Repeat every entry word for word, skipping the pictures.

####################

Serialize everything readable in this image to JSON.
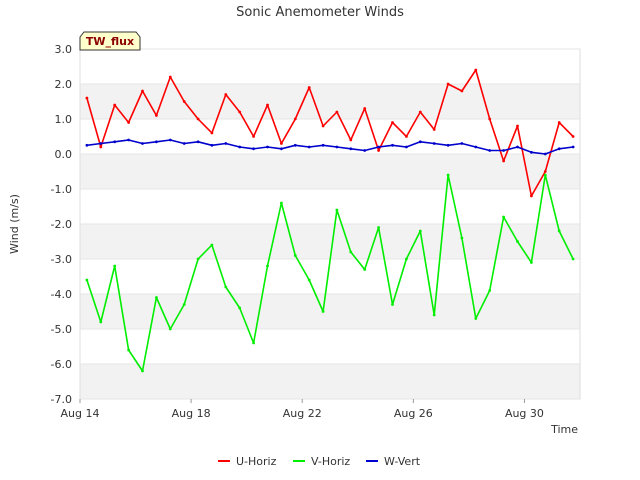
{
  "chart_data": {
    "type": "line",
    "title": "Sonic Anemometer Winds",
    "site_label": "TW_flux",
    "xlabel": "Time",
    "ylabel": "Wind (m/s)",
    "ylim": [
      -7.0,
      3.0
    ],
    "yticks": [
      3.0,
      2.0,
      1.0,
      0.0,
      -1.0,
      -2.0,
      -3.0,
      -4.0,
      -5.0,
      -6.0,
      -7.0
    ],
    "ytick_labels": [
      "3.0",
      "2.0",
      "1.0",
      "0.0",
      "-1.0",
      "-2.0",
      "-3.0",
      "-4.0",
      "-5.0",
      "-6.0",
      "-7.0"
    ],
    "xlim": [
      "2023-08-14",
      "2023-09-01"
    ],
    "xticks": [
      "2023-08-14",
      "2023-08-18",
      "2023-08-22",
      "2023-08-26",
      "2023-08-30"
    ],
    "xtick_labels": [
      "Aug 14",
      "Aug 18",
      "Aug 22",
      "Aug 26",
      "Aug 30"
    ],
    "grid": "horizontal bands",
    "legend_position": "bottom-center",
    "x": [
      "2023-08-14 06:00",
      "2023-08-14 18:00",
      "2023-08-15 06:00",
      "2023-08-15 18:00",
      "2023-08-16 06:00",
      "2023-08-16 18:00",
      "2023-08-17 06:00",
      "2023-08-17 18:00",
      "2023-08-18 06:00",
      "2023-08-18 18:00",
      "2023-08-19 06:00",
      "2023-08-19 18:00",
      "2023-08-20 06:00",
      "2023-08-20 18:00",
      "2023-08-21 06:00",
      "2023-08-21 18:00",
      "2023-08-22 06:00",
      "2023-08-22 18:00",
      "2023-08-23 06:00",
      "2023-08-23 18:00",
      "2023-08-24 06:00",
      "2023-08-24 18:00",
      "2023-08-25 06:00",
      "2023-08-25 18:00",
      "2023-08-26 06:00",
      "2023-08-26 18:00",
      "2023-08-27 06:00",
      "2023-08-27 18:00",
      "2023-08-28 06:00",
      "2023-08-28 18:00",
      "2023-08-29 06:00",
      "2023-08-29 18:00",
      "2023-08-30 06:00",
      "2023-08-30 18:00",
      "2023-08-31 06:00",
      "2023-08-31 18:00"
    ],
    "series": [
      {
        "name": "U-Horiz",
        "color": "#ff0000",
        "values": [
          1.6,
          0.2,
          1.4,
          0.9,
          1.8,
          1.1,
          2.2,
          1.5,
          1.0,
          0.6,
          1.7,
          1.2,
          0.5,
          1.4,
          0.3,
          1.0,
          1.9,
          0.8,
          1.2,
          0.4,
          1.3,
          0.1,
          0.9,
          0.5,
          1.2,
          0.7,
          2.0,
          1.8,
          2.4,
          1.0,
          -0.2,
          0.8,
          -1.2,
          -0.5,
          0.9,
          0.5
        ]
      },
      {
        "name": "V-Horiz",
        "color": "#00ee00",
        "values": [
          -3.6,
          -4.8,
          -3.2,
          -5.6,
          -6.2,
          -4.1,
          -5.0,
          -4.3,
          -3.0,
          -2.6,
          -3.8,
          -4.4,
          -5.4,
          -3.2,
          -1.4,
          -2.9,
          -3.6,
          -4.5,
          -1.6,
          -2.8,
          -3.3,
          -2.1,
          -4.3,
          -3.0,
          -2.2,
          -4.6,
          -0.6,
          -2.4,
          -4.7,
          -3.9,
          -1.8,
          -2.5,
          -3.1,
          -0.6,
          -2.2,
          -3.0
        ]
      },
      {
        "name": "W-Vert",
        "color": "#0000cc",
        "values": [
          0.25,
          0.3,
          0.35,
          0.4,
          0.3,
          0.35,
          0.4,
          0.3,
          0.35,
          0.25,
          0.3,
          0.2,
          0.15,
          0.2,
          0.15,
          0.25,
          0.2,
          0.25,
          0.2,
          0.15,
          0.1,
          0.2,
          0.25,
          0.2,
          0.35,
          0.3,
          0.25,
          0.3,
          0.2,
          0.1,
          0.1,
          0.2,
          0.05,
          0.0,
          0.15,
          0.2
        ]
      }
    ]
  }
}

####################

- **Final result**:
Serialize everything readable in this image to JSON.
{
  "chart_data": {
    "type": "line",
    "title": "Sonic Anemometer Winds",
    "site_label": "TW_flux",
    "xlabel": "Time",
    "ylabel": "Wind (m/s)",
    "ylim": [
      -7.0,
      3.0
    ],
    "yticks": [
      3.0,
      2.0,
      1.0,
      0.0,
      -1.0,
      -2.0,
      -3.0,
      -4.0,
      -5.0,
      -6.0,
      -7.0
    ],
    "ytick_labels": [
      "3.0",
      "2.0",
      "1.0",
      "0.0",
      "-1.0",
      "-2.0",
      "-3.0",
      "-4.0",
      "-5.0",
      "-6.0",
      "-7.0"
    ],
    "xlim": [
      "2023-08-14",
      "2023-09-01"
    ],
    "xticks": [
      "2023-08-14",
      "2023-08-18",
      "2023-08-22",
      "2023-08-26",
      "2023-08-30"
    ],
    "xtick_labels": [
      "Aug 14",
      "Aug 18",
      "Aug 22",
      "Aug 26",
      "Aug 30"
    ],
    "grid": "horizontal bands",
    "legend_position": "bottom-center",
    "x": [
      "2023-08-14 06:00",
      "2023-08-14 18:00",
      "2023-08-15 06:00",
      "2023-08-15 18:00",
      "2023-08-16 06:00",
      "2023-08-16 18:00",
      "2023-08-17 06:00",
      "2023-08-17 18:00",
      "2023-08-18 06:00",
      "2023-08-18 18:00",
      "2023-08-19 06:00",
      "2023-08-19 18:00",
      "2023-08-20 06:00",
      "2023-08-20 18:00",
      "2023-08-21 06:00",
      "2023-08-21 18:00",
      "2023-08-22 06:00",
      "2023-08-22 18:00",
      "2023-08-23 06:00",
      "2023-08-23 18:00",
      "2023-08-24 06:00",
      "2023-08-24 18:00",
      "2023-08-25 06:00",
      "2023-08-25 18:00",
      "2023-08-26 06:00",
      "2023-08-26 18:00",
      "2023-08-27 06:00",
      "2023-08-27 18:00",
      "2023-08-28 06:00",
      "2023-08-28 18:00",
      "2023-08-29 06:00",
      "2023-08-29 18:00",
      "2023-08-30 06:00",
      "2023-08-30 18:00",
      "2023-08-31 06:00",
      "2023-08-31 18:00"
    ],
    "series": [
      {
        "name": "U-Horiz",
        "color": "#ff0000",
        "values": [
          1.6,
          0.2,
          1.4,
          0.9,
          1.8,
          1.1,
          2.2,
          1.5,
          1.0,
          0.6,
          1.7,
          1.2,
          0.5,
          1.4,
          0.3,
          1.0,
          1.9,
          0.8,
          1.2,
          0.4,
          1.3,
          0.1,
          0.9,
          0.5,
          1.2,
          0.7,
          2.0,
          1.8,
          2.4,
          1.0,
          -0.2,
          0.8,
          -1.2,
          -0.5,
          0.9,
          0.5
        ]
      },
      {
        "name": "V-Horiz",
        "color": "#00ee00",
        "values": [
          -3.6,
          -4.8,
          -3.2,
          -5.6,
          -6.2,
          -4.1,
          -5.0,
          -4.3,
          -3.0,
          -2.6,
          -3.8,
          -4.4,
          -5.4,
          -3.2,
          -1.4,
          -2.9,
          -3.6,
          -4.5,
          -1.6,
          -2.8,
          -3.3,
          -2.1,
          -4.3,
          -3.0,
          -2.2,
          -4.6,
          -0.6,
          -2.4,
          -4.7,
          -3.9,
          -1.8,
          -2.5,
          -3.1,
          -0.6,
          -2.2,
          -3.0
        ]
      },
      {
        "name": "W-Vert",
        "color": "#0000cc",
        "values": [
          0.25,
          0.3,
          0.35,
          0.4,
          0.3,
          0.35,
          0.4,
          0.3,
          0.35,
          0.25,
          0.3,
          0.2,
          0.15,
          0.2,
          0.15,
          0.25,
          0.2,
          0.25,
          0.2,
          0.15,
          0.1,
          0.2,
          0.25,
          0.2,
          0.35,
          0.3,
          0.25,
          0.3,
          0.2,
          0.1,
          0.1,
          0.2,
          0.05,
          0.0,
          0.15,
          0.2
        ]
      }
    ]
  }
}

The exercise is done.